» **Исходный текст**:
------------------------------------------------

О причинах упадка и о новых течениях современной русской литературы
О причинах упадка и о новых течениях современной русской литературы
В эпоху наивной теологии и догматической метафизики область Непознаваемого постоянно смешивалась с областью непознанного. Люди не умели их разграничить и не понимали всей глубины и безнадежности своего незнания. Мистическое чувство вторгалось в пределы точных опытных исследований и разрушало их. С другой стороны, грубый материализм догматических форм порабощал религиозное чувство.
Новейшая теория познания воздвигла несокрушимую плотину, которая навеки отделила твердую землю, доступную людям, от безграничного и темного океана, лежащего за пределами, нашего познания. И волны этого океана уже более не могут вторгаться в обитаемую землю, в область точной науки. Фундамент, первые гранитные глыбы циклопической постройки — великой теории познания XIX века заложил Кант. С тех пор работа над ней идет непрерывно, плотина воздвигается все выше и выше.

------------------------------------------------

» **Строки набора данных**:
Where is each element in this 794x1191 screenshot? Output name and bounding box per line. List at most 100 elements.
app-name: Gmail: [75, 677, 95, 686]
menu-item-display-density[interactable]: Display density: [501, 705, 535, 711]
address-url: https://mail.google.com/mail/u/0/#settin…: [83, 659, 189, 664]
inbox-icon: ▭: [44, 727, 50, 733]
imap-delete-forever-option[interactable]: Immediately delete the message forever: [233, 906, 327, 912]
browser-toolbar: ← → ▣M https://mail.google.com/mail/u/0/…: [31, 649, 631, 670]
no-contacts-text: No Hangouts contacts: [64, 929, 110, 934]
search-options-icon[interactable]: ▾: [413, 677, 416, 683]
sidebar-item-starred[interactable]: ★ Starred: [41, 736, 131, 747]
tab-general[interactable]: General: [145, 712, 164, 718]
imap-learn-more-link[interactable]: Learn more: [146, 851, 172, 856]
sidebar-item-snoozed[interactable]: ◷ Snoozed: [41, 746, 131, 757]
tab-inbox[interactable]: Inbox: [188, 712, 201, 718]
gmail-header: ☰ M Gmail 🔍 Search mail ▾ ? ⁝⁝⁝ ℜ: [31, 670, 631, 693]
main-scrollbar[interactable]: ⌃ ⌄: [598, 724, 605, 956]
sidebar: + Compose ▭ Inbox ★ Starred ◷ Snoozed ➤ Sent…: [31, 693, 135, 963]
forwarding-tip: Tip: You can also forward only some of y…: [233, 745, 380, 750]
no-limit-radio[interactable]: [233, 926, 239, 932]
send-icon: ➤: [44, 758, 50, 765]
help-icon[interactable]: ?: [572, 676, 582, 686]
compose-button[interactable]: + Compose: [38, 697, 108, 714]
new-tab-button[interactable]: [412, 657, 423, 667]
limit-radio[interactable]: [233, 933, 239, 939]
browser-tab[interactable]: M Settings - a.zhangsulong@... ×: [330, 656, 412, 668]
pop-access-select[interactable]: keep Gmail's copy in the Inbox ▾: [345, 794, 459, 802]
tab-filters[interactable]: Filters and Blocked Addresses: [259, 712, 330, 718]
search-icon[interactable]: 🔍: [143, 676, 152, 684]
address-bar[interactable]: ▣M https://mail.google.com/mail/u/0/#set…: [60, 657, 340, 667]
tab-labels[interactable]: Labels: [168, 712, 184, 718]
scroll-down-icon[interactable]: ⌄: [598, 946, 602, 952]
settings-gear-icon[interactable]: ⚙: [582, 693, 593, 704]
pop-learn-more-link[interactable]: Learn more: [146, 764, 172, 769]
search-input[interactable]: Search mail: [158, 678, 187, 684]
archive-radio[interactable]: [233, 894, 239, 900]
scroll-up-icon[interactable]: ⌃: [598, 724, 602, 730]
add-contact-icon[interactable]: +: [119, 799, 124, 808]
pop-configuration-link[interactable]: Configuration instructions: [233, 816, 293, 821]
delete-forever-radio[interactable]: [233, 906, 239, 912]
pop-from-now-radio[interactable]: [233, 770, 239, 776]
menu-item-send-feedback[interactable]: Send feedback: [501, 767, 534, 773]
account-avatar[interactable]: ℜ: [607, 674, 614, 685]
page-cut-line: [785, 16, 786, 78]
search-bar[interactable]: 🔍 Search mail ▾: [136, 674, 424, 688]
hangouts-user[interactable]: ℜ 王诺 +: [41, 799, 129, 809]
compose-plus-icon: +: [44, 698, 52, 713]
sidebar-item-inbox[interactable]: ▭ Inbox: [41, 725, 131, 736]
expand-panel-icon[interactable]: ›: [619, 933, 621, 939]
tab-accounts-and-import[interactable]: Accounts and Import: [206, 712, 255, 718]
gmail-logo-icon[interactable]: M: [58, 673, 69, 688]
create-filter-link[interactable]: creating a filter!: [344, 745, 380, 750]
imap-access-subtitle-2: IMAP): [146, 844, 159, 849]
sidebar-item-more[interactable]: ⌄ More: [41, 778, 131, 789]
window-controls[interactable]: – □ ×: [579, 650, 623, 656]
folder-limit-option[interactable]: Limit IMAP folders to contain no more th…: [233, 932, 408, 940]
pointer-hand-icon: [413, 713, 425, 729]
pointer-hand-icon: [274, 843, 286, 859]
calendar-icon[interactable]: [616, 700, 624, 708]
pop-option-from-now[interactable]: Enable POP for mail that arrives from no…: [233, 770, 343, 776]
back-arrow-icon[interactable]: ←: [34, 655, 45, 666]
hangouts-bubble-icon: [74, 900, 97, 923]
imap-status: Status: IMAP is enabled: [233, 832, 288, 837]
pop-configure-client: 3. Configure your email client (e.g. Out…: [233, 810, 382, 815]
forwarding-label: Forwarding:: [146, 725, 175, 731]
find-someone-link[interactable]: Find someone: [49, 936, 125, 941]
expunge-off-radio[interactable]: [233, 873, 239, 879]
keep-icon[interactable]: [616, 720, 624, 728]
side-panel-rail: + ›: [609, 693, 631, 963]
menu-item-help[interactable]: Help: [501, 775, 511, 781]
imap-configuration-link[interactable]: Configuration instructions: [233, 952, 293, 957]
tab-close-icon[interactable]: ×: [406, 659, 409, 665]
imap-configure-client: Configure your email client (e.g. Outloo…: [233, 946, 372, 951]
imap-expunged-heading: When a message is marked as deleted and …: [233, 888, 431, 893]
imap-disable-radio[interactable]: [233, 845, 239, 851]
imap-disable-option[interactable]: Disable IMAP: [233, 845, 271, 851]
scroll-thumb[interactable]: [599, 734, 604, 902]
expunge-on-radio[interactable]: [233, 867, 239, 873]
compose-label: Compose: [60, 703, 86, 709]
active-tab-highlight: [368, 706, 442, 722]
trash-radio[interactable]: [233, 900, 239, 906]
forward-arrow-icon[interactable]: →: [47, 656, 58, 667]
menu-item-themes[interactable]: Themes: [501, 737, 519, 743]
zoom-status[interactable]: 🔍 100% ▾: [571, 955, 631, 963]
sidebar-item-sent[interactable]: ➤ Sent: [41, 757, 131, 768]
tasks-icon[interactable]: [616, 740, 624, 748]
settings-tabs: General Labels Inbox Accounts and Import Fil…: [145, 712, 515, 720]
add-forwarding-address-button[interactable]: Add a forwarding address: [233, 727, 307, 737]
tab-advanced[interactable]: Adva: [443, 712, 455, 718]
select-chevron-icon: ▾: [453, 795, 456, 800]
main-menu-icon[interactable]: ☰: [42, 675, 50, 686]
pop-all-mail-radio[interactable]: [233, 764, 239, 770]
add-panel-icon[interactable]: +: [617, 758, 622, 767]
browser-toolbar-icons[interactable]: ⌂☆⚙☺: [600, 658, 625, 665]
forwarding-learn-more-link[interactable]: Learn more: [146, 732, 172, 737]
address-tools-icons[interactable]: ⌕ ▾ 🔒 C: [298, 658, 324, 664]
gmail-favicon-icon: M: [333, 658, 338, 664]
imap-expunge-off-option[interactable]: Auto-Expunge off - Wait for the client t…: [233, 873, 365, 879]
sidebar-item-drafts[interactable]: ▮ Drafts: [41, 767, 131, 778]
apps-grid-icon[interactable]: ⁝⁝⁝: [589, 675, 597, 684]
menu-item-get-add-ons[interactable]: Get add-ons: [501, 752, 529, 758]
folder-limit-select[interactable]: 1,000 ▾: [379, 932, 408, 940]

------------------------------------------------

» **Порядок действий**:
Перепишите из исходного текста без изменений фрагмент от «Новейшая теория познания» до «выше и выше.» включительно. Перечень для работы не понадобится.

» **Итоговый результат**:
Новейшая теория познания воздвигла несокрушимую плотину, которая навеки отделила твердую землю, доступную людям, от безграничного и темного океана, лежащего за пределами, нашего познания. И волны этого океана уже более не могут вторгаться в обитаемую землю, в область точной науки. Фундамент, первые гранитные глыбы циклопической постройки — великой теории познания XIX века заложил Кант. С тех пор работа над ней идет непрерывно, плотина воздвигается все выше и выше.